Copy out all the lines exactly. Omit pictures.

---

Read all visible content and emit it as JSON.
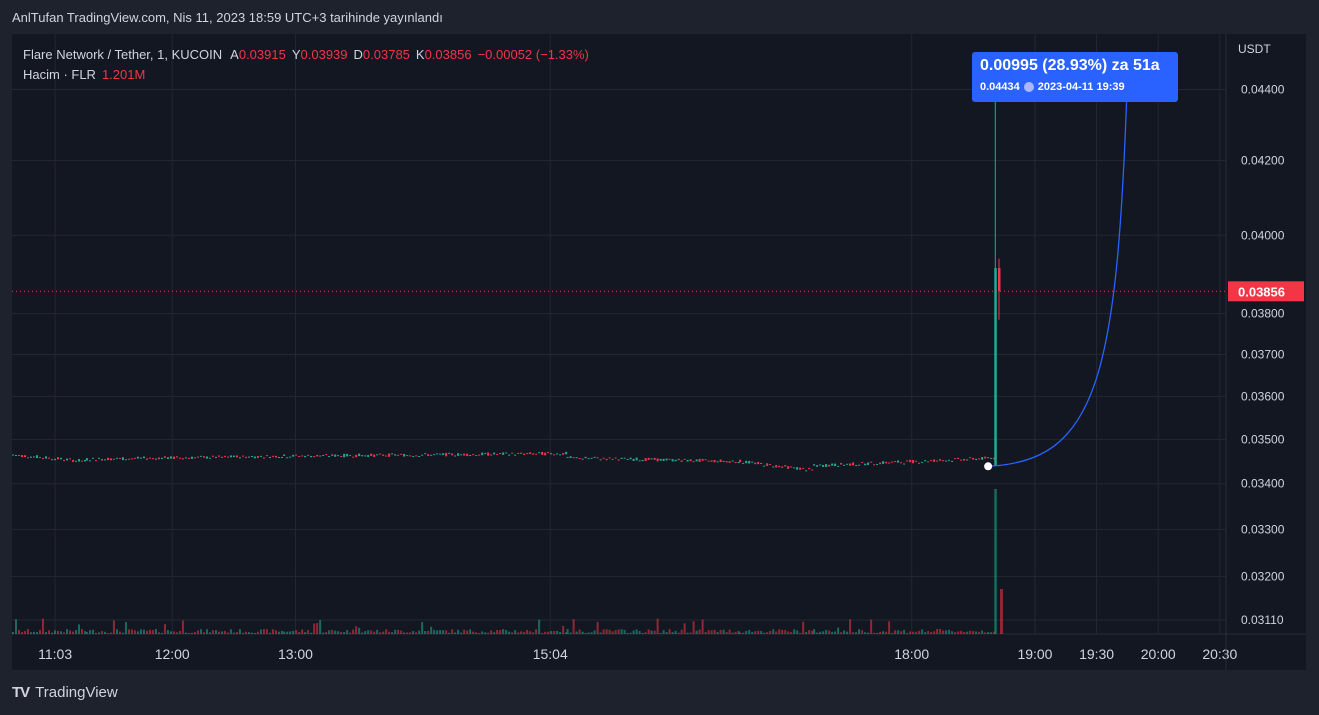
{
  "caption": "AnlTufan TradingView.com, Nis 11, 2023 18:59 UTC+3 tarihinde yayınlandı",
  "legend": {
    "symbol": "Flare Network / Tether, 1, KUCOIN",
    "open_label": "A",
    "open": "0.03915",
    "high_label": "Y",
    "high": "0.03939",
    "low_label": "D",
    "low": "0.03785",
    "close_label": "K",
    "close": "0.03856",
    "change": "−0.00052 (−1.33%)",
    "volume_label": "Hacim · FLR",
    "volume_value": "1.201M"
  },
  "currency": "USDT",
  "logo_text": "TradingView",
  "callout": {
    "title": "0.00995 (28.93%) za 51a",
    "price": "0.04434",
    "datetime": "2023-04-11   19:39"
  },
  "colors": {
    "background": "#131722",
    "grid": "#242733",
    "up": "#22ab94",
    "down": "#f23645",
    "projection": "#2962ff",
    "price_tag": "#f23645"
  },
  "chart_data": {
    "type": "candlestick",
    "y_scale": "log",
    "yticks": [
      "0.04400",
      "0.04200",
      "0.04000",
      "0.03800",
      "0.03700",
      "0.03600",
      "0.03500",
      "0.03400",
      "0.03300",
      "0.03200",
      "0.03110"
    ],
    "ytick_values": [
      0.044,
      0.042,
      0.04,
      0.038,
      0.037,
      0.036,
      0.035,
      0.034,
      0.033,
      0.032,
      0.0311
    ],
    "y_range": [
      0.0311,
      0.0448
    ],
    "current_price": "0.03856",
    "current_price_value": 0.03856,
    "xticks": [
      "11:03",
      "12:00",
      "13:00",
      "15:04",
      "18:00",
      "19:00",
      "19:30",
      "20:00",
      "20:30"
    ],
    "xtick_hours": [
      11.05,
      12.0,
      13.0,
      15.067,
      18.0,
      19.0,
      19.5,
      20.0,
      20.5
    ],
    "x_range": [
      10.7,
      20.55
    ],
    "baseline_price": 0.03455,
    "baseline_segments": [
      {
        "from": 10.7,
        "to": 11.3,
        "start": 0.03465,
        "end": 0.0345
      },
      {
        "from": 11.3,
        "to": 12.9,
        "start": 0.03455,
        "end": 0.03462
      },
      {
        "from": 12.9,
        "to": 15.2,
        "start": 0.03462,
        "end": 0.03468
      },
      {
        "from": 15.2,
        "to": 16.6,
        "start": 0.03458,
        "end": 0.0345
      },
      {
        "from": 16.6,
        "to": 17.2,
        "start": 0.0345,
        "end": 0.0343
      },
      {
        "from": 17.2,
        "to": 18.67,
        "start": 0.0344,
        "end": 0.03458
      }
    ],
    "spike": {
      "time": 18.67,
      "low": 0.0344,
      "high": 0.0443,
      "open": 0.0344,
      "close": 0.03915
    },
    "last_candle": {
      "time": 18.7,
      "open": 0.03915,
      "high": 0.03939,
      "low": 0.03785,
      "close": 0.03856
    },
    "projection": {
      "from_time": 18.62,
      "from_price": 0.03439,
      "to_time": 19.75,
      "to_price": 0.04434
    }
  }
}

---

WORKED ANSWER:
Read all visible content and emit it as JSON.
{
  "caption": "AnlTufan TradingView.com, Nis 11, 2023 18:59 UTC+3 tarihinde yayınlandı",
  "legend": {
    "symbol": "Flare Network / Tether, 1, KUCOIN",
    "open_label": "A",
    "open": "0.03915",
    "high_label": "Y",
    "high": "0.03939",
    "low_label": "D",
    "low": "0.03785",
    "close_label": "K",
    "close": "0.03856",
    "change": "−0.00052 (−1.33%)",
    "volume_label": "Hacim · FLR",
    "volume_value": "1.201M"
  },
  "currency": "USDT",
  "logo_text": "TradingView",
  "callout": {
    "title": "0.00995 (28.93%) za 51a",
    "price": "0.04434",
    "datetime": "2023-04-11   19:39"
  },
  "colors": {
    "background": "#131722",
    "grid": "#242733",
    "up": "#22ab94",
    "down": "#f23645",
    "projection": "#2962ff",
    "price_tag": "#f23645"
  },
  "chart_data": {
    "type": "candlestick",
    "y_scale": "log",
    "yticks": [
      "0.04400",
      "0.04200",
      "0.04000",
      "0.03800",
      "0.03700",
      "0.03600",
      "0.03500",
      "0.03400",
      "0.03300",
      "0.03200",
      "0.03110"
    ],
    "ytick_values": [
      0.044,
      0.042,
      0.04,
      0.038,
      0.037,
      0.036,
      0.035,
      0.034,
      0.033,
      0.032,
      0.0311
    ],
    "y_range": [
      0.0311,
      0.0448
    ],
    "current_price": "0.03856",
    "current_price_value": 0.03856,
    "xticks": [
      "11:03",
      "12:00",
      "13:00",
      "15:04",
      "18:00",
      "19:00",
      "19:30",
      "20:00",
      "20:30"
    ],
    "xtick_hours": [
      11.05,
      12.0,
      13.0,
      15.067,
      18.0,
      19.0,
      19.5,
      20.0,
      20.5
    ],
    "x_range": [
      10.7,
      20.55
    ],
    "baseline_price": 0.03455,
    "baseline_segments": [
      {
        "from": 10.7,
        "to": 11.3,
        "start": 0.03465,
        "end": 0.0345
      },
      {
        "from": 11.3,
        "to": 12.9,
        "start": 0.03455,
        "end": 0.03462
      },
      {
        "from": 12.9,
        "to": 15.2,
        "start": 0.03462,
        "end": 0.03468
      },
      {
        "from": 15.2,
        "to": 16.6,
        "start": 0.03458,
        "end": 0.0345
      },
      {
        "from": 16.6,
        "to": 17.2,
        "start": 0.0345,
        "end": 0.0343
      },
      {
        "from": 17.2,
        "to": 18.67,
        "start": 0.0344,
        "end": 0.03458
      }
    ],
    "spike": {
      "time": 18.67,
      "low": 0.0344,
      "high": 0.0443,
      "open": 0.0344,
      "close": 0.03915
    },
    "last_candle": {
      "time": 18.7,
      "open": 0.03915,
      "high": 0.03939,
      "low": 0.03785,
      "close": 0.03856
    },
    "projection": {
      "from_time": 18.62,
      "from_price": 0.03439,
      "to_time": 19.75,
      "to_price": 0.04434
    }
  }
}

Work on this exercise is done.